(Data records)

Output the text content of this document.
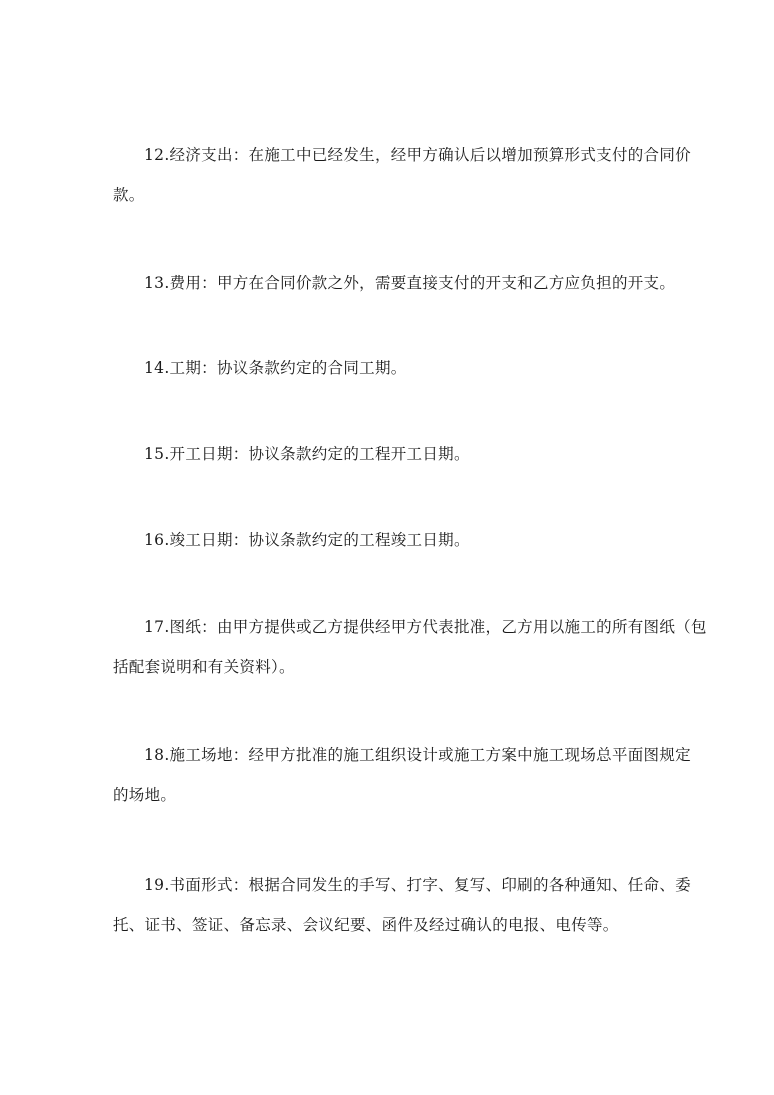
12.经济支出：在施工中已经发生，经甲方确认后以增加预算形式支付的合同价
款。
13.费用：甲方在合同价款之外，需要直接支付的开支和乙方应负担的开支。
14.工期：协议条款约定的合同工期。
15.开工日期：协议条款约定的工程开工日期。
16.竣工日期：协议条款约定的工程竣工日期。
17.图纸：由甲方提供或乙方提供经甲方代表批准，乙方用以施工的所有图纸（包
括配套说明和有关资料）。
18.施工场地：经甲方批准的施工组织设计或施工方案中施工现场总平面图规定
的场地。
19.书面形式：根据合同发生的手写、打字、复写、印刷的各种通知、任命、委
托、证书、签证、备忘录、会议纪要、函件及经过确认的电报、电传等。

_EXERCISE:_ Repeat the material above in full and unchanged, minus its images.

_SOLUTION TO THE PROBLEM:_
Output the text content of this document.
12.经济支出：在施工中已经发生，经甲方确认后以增加预算形式支付的合同价
款。
13.费用：甲方在合同价款之外，需要直接支付的开支和乙方应负担的开支。
14.工期：协议条款约定的合同工期。
15.开工日期：协议条款约定的工程开工日期。
16.竣工日期：协议条款约定的工程竣工日期。
17.图纸：由甲方提供或乙方提供经甲方代表批准，乙方用以施工的所有图纸（包
括配套说明和有关资料）。
18.施工场地：经甲方批准的施工组织设计或施工方案中施工现场总平面图规定
的场地。
19.书面形式：根据合同发生的手写、打字、复写、印刷的各种通知、任命、委
托、证书、签证、备忘录、会议纪要、函件及经过确认的电报、电传等。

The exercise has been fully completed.